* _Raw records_
▬▬▬

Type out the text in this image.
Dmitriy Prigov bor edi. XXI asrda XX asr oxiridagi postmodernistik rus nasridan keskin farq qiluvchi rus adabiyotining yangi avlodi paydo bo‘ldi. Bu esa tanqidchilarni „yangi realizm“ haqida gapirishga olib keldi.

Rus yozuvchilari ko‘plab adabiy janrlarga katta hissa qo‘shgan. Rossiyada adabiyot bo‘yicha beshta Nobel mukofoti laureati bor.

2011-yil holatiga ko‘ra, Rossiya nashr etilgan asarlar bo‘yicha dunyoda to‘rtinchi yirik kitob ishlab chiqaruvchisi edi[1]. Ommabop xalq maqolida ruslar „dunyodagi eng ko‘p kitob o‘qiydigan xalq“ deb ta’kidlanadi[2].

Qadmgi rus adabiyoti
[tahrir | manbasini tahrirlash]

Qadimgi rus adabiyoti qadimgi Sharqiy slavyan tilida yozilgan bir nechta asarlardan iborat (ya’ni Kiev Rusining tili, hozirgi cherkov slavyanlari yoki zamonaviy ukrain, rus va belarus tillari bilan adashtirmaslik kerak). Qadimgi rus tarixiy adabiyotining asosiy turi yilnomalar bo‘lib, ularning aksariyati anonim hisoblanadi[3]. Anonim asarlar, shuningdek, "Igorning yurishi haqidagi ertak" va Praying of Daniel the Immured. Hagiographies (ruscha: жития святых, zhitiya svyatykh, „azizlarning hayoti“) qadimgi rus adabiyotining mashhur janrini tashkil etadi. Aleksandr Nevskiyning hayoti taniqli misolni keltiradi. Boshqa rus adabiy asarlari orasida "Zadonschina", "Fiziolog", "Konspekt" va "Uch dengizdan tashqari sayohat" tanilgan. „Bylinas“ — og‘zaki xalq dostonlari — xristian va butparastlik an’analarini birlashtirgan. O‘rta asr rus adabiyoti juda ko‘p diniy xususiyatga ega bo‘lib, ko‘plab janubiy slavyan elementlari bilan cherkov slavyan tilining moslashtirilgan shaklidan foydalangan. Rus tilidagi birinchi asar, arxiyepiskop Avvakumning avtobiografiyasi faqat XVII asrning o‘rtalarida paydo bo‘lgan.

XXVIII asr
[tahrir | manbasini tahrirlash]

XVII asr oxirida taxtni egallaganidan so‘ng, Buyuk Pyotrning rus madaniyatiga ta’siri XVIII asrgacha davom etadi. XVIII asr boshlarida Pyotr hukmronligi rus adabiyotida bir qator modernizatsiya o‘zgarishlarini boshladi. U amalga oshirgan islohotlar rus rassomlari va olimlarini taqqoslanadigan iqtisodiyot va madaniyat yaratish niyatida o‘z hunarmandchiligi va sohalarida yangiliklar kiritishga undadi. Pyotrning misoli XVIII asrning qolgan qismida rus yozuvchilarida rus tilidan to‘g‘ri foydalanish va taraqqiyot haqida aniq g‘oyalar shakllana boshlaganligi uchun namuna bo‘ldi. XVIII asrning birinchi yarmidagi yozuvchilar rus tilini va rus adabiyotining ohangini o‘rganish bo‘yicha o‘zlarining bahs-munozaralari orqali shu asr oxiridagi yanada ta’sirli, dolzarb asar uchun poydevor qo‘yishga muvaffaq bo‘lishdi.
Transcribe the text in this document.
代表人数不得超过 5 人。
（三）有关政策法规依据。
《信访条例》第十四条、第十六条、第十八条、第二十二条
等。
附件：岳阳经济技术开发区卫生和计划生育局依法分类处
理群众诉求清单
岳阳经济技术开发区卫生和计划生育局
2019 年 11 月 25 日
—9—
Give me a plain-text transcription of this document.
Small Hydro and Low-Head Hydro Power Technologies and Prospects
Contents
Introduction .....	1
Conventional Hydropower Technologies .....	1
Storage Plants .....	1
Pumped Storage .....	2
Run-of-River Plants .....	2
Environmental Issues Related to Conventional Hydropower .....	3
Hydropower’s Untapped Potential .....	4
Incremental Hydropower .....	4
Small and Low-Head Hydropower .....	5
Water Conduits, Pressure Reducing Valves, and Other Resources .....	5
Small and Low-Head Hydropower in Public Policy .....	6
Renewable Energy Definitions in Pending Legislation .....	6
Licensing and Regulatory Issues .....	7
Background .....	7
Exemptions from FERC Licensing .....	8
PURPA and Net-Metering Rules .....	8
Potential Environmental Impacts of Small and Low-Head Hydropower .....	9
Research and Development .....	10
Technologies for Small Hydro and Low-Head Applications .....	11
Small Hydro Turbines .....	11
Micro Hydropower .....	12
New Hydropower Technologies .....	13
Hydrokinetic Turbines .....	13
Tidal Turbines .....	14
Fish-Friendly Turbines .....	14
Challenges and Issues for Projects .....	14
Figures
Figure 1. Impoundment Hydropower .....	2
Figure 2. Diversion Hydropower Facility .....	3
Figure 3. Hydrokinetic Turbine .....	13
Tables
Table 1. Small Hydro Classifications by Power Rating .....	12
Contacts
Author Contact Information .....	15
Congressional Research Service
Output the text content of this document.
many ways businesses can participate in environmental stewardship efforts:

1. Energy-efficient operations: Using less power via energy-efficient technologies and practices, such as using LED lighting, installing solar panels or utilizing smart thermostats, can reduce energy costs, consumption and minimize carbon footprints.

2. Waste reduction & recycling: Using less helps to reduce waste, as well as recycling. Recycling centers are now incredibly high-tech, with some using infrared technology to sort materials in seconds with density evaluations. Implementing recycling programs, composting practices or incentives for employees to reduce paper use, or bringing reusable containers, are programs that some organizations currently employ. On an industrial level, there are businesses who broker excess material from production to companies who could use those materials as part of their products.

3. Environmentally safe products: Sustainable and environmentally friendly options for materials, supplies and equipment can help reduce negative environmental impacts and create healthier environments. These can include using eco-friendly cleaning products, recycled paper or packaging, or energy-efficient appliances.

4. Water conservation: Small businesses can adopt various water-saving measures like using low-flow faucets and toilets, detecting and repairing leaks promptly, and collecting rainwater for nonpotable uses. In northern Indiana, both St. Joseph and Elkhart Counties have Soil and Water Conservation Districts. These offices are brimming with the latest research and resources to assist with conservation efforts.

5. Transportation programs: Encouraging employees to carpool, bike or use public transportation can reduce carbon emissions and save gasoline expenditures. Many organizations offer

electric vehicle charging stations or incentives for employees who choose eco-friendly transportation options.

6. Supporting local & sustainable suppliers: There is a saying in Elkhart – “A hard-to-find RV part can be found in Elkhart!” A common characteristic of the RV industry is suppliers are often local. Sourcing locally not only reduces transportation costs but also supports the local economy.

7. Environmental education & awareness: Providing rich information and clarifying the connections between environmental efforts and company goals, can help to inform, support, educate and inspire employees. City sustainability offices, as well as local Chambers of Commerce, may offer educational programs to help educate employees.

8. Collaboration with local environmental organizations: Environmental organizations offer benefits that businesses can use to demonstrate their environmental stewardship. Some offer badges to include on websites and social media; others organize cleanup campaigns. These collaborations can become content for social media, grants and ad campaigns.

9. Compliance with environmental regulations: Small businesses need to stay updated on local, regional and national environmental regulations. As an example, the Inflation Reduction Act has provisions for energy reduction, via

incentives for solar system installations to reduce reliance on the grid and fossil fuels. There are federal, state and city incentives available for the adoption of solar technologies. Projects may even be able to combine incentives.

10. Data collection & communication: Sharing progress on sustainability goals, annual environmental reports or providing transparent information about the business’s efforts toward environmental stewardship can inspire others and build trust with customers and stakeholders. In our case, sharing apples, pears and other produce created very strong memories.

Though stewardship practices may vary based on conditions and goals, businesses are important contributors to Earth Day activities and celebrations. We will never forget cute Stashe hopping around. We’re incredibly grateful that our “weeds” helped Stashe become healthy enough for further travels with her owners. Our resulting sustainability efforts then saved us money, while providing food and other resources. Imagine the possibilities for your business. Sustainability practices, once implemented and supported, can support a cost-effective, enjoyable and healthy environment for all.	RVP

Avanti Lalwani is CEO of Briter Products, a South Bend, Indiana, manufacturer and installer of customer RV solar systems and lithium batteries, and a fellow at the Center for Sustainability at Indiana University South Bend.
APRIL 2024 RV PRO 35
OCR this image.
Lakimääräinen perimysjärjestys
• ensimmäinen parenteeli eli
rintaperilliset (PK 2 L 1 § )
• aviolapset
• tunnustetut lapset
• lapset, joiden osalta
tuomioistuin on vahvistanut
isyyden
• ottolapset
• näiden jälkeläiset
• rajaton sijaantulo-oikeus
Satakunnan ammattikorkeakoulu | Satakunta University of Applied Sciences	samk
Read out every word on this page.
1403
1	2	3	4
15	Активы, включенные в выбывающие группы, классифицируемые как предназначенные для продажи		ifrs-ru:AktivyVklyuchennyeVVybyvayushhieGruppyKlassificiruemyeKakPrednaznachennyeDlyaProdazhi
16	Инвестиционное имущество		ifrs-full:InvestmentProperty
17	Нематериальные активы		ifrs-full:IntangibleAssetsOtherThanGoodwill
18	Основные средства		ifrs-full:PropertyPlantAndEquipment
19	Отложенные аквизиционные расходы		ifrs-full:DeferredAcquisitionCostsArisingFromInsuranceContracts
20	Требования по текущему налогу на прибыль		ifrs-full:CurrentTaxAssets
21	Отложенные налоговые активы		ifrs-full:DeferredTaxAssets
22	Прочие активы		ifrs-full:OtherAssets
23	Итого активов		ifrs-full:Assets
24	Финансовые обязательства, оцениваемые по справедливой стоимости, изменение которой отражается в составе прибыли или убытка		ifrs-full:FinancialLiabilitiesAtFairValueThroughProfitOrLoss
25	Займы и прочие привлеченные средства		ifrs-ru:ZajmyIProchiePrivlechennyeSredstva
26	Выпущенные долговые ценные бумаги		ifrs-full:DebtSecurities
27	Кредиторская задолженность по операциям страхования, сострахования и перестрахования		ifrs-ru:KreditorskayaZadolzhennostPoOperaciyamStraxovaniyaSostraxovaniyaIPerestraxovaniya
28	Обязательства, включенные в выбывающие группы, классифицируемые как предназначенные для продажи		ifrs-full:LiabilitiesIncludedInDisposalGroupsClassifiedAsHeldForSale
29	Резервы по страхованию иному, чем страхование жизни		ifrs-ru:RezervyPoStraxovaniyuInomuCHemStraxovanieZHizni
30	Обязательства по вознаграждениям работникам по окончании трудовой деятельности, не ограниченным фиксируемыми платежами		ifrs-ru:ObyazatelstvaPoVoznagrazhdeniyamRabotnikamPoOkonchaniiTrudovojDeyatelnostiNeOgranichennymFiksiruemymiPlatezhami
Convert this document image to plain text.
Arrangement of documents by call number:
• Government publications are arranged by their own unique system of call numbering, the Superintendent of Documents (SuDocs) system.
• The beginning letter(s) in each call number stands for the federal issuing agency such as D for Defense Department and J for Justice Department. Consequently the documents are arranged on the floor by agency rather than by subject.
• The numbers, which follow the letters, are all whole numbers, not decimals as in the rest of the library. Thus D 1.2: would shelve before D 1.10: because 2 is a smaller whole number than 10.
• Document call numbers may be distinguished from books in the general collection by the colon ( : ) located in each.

▬▬▬

Copy all lines in the listing above where the string "collection" appears.

* _WRITTEN ANSWER_
10. Data collection & communication: Sharing progress on sustainability goals, annual environmental reports or providing transparent information about the business’s efforts toward environmental stewardship can inspire others and build trust with customers and stakeholders. In our case, sharing apples, pears and other produce created very strong memories.
• Document call numbers may be distinguished from books in the general collection by the colon ( : ) located in each.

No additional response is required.